## ROWS
________________
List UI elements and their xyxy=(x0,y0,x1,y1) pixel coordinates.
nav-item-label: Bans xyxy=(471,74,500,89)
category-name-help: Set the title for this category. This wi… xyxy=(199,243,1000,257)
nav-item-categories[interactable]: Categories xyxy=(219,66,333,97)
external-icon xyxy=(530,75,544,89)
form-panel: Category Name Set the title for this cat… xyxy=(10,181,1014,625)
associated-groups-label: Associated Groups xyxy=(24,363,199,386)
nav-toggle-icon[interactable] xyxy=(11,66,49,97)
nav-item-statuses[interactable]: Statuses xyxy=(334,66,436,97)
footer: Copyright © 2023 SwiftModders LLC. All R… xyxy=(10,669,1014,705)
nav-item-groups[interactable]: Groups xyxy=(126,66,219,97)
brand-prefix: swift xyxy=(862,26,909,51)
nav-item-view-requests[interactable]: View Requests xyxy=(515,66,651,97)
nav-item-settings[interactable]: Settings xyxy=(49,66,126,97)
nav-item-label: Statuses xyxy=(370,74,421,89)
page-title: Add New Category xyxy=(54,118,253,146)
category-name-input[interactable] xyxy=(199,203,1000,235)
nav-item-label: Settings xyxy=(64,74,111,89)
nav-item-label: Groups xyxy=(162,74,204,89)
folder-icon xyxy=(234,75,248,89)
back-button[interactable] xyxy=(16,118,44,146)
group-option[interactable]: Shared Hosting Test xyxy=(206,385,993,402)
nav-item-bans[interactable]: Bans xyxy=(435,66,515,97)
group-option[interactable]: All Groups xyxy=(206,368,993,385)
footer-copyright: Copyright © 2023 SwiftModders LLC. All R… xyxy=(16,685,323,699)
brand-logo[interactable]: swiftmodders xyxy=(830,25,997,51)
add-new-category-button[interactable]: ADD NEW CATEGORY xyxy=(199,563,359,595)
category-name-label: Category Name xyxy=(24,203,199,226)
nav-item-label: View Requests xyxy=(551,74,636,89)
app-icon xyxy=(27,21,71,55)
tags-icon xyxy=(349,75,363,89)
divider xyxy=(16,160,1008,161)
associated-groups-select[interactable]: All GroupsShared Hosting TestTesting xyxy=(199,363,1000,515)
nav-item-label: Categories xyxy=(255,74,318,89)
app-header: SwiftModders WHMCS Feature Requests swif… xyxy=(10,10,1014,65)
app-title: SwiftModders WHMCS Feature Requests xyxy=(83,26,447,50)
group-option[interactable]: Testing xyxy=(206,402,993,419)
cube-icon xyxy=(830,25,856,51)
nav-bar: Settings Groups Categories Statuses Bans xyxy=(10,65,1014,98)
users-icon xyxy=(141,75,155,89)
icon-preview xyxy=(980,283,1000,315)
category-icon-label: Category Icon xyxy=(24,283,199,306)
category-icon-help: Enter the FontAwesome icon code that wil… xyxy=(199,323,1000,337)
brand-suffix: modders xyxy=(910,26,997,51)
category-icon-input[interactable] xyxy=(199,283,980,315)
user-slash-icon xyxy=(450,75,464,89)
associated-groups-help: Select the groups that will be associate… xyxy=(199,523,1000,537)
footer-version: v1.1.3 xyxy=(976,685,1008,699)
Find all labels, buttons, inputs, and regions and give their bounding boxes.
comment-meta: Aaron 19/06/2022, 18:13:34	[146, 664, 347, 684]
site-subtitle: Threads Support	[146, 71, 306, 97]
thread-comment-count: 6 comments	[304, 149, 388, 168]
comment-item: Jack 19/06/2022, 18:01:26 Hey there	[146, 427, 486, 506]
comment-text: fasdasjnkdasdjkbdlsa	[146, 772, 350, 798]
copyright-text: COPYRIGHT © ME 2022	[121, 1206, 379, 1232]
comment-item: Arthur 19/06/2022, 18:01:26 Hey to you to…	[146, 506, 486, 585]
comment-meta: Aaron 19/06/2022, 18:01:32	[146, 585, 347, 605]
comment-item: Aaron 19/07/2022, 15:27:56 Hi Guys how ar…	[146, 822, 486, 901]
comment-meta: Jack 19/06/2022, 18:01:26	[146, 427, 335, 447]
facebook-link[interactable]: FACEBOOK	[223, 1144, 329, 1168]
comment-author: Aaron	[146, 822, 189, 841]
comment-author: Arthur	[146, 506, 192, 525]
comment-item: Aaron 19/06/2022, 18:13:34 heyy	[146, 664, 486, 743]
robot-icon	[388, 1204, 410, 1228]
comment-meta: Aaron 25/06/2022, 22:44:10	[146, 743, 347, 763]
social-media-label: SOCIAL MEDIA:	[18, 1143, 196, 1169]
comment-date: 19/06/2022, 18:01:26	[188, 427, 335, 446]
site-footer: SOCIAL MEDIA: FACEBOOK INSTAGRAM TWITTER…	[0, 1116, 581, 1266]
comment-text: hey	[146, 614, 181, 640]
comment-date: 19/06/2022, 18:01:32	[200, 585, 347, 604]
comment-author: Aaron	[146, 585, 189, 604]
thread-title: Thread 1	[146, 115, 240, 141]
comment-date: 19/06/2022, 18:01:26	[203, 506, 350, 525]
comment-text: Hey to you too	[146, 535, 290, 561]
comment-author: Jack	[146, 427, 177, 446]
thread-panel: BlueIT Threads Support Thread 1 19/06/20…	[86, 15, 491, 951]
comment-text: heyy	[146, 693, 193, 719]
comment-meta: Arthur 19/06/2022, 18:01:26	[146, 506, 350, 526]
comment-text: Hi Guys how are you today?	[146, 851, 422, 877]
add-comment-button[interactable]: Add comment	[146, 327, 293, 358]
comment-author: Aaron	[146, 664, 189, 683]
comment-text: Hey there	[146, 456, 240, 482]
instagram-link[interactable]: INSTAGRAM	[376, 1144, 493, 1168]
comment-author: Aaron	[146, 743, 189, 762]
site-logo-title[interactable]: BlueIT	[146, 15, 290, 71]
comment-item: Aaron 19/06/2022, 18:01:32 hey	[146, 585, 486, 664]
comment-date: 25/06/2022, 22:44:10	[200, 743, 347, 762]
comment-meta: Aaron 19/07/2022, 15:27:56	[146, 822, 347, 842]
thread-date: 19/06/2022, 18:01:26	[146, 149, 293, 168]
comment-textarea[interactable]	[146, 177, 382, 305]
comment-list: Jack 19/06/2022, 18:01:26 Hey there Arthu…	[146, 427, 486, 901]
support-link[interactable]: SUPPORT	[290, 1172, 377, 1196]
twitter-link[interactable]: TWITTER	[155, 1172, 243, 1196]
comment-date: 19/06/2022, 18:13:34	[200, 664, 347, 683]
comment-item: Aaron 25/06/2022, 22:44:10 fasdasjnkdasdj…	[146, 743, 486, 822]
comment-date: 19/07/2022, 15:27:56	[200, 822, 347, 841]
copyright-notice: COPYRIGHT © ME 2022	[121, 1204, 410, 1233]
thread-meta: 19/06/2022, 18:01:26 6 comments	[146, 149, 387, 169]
________________
## GIVEN INSTRUCTION
Extract every line of the entries above and reproduce each one verbatim.

## EXERCISE SOLUTION
List UI elements and their xyxy=(x0,y0,x1,y1) pixel coordinates.
nav-item-label: Bans xyxy=(471,74,500,89)
category-name-help: Set the title for this category. This wi… xyxy=(199,243,1000,257)
nav-item-categories[interactable]: Categories xyxy=(219,66,333,97)
external-icon xyxy=(530,75,544,89)
form-panel: Category Name Set the title for this cat… xyxy=(10,181,1014,625)
associated-groups-label: Associated Groups xyxy=(24,363,199,386)
nav-toggle-icon[interactable] xyxy=(11,66,49,97)
nav-item-statuses[interactable]: Statuses xyxy=(334,66,436,97)
footer: Copyright © 2023 SwiftModders LLC. All R… xyxy=(10,669,1014,705)
nav-item-groups[interactable]: Groups xyxy=(126,66,219,97)
brand-prefix: swift xyxy=(862,26,909,51)
nav-item-view-requests[interactable]: View Requests xyxy=(515,66,651,97)
nav-item-settings[interactable]: Settings xyxy=(49,66,126,97)
nav-item-label: Statuses xyxy=(370,74,421,89)
page-title: Add New Category xyxy=(54,118,253,146)
category-name-input[interactable] xyxy=(199,203,1000,235)
nav-item-label: Settings xyxy=(64,74,111,89)
nav-item-label: Groups xyxy=(162,74,204,89)
folder-icon xyxy=(234,75,248,89)
back-button[interactable] xyxy=(16,118,44,146)
group-option[interactable]: Shared Hosting Test xyxy=(206,385,993,402)
nav-item-bans[interactable]: Bans xyxy=(435,66,515,97)
group-option[interactable]: All Groups xyxy=(206,368,993,385)
footer-copyright: Copyright © 2023 SwiftModders LLC. All R… xyxy=(16,685,323,699)
brand-logo[interactable]: swiftmodders xyxy=(830,25,997,51)
add-new-category-button[interactable]: ADD NEW CATEGORY xyxy=(199,563,359,595)
category-name-label: Category Name xyxy=(24,203,199,226)
nav-item-label: View Requests xyxy=(551,74,636,89)
app-icon xyxy=(27,21,71,55)
tags-icon xyxy=(349,75,363,89)
divider xyxy=(16,160,1008,161)
associated-groups-select[interactable]: All GroupsShared Hosting TestTesting xyxy=(199,363,1000,515)
nav-item-label: Categories xyxy=(255,74,318,89)
app-header: SwiftModders WHMCS Feature Requests swif… xyxy=(10,10,1014,65)
app-title: SwiftModders WHMCS Feature Requests xyxy=(83,26,447,50)
group-option[interactable]: Testing xyxy=(206,402,993,419)
cube-icon xyxy=(830,25,856,51)
nav-bar: Settings Groups Categories Statuses Bans xyxy=(10,65,1014,98)
users-icon xyxy=(141,75,155,89)
icon-preview xyxy=(980,283,1000,315)
category-icon-label: Category Icon xyxy=(24,283,199,306)
category-icon-help: Enter the FontAwesome icon code that wil… xyxy=(199,323,1000,337)
brand-suffix: modders xyxy=(910,26,997,51)
category-icon-input[interactable] xyxy=(199,283,980,315)
user-slash-icon xyxy=(450,75,464,89)
associated-groups-help: Select the groups that will be associate… xyxy=(199,523,1000,537)
footer-version: v1.1.3 xyxy=(976,685,1008,699)
Find all labels, buttons, inputs, and regions and give their bounding boxes.
comment-meta: Aaron 19/06/2022, 18:13:34	[146, 664, 347, 684]
site-subtitle: Threads Support	[146, 71, 306, 97]
thread-comment-count: 6 comments	[304, 149, 388, 168]
comment-item: Jack 19/06/2022, 18:01:26 Hey there	[146, 427, 486, 506]
comment-text: fasdasjnkdasdjkbdlsa	[146, 772, 350, 798]
copyright-text: COPYRIGHT © ME 2022	[121, 1206, 379, 1232]
comment-item: Arthur 19/06/2022, 18:01:26 Hey to you to…	[146, 506, 486, 585]
comment-meta: Aaron 19/06/2022, 18:01:32	[146, 585, 347, 605]
comment-item: Aaron 19/07/2022, 15:27:56 Hi Guys how ar…	[146, 822, 486, 901]
comment-meta: Jack 19/06/2022, 18:01:26	[146, 427, 335, 447]
facebook-link[interactable]: FACEBOOK	[223, 1144, 329, 1168]
comment-author: Aaron	[146, 822, 189, 841]
comment-author: Arthur	[146, 506, 192, 525]
comment-item: Aaron 19/06/2022, 18:13:34 heyy	[146, 664, 486, 743]
robot-icon	[388, 1204, 410, 1228]
comment-meta: Aaron 25/06/2022, 22:44:10	[146, 743, 347, 763]
social-media-label: SOCIAL MEDIA:	[18, 1143, 196, 1169]
comment-date: 19/06/2022, 18:01:26	[188, 427, 335, 446]
site-footer: SOCIAL MEDIA: FACEBOOK INSTAGRAM TWITTER…	[0, 1116, 581, 1266]
comment-text: hey	[146, 614, 181, 640]
comment-date: 19/06/2022, 18:01:32	[200, 585, 347, 604]
comment-author: Aaron	[146, 585, 189, 604]
thread-title: Thread 1	[146, 115, 240, 141]
comment-date: 19/06/2022, 18:01:26	[203, 506, 350, 525]
comment-text: Hey to you too	[146, 535, 290, 561]
comment-author: Jack	[146, 427, 177, 446]
thread-panel: BlueIT Threads Support Thread 1 19/06/20…	[86, 15, 491, 951]
comment-text: heyy	[146, 693, 193, 719]
comment-meta: Arthur 19/06/2022, 18:01:26	[146, 506, 350, 526]
comment-text: Hi Guys how are you today?	[146, 851, 422, 877]
add-comment-button[interactable]: Add comment	[146, 327, 293, 358]
comment-author: Aaron	[146, 664, 189, 683]
comment-text: Hey there	[146, 456, 240, 482]
instagram-link[interactable]: INSTAGRAM	[376, 1144, 493, 1168]
comment-author: Aaron	[146, 743, 189, 762]
site-logo-title[interactable]: BlueIT	[146, 15, 290, 71]
comment-item: Aaron 19/06/2022, 18:01:32 hey	[146, 585, 486, 664]
comment-date: 25/06/2022, 22:44:10	[200, 743, 347, 762]
comment-meta: Aaron 19/07/2022, 15:27:56	[146, 822, 347, 842]
thread-date: 19/06/2022, 18:01:26	[146, 149, 293, 168]
comment-textarea[interactable]	[146, 177, 382, 305]
comment-list: Jack 19/06/2022, 18:01:26 Hey there Arthu…	[146, 427, 486, 901]
support-link[interactable]: SUPPORT	[290, 1172, 377, 1196]
twitter-link[interactable]: TWITTER	[155, 1172, 243, 1196]
comment-date: 19/06/2022, 18:13:34	[200, 664, 347, 683]
comment-item: Aaron 25/06/2022, 22:44:10 fasdasjnkdasdj…	[146, 743, 486, 822]
comment-date: 19/07/2022, 15:27:56	[200, 822, 347, 841]
copyright-notice: COPYRIGHT © ME 2022	[121, 1204, 410, 1233]
thread-meta: 19/06/2022, 18:01:26 6 comments	[146, 149, 387, 169]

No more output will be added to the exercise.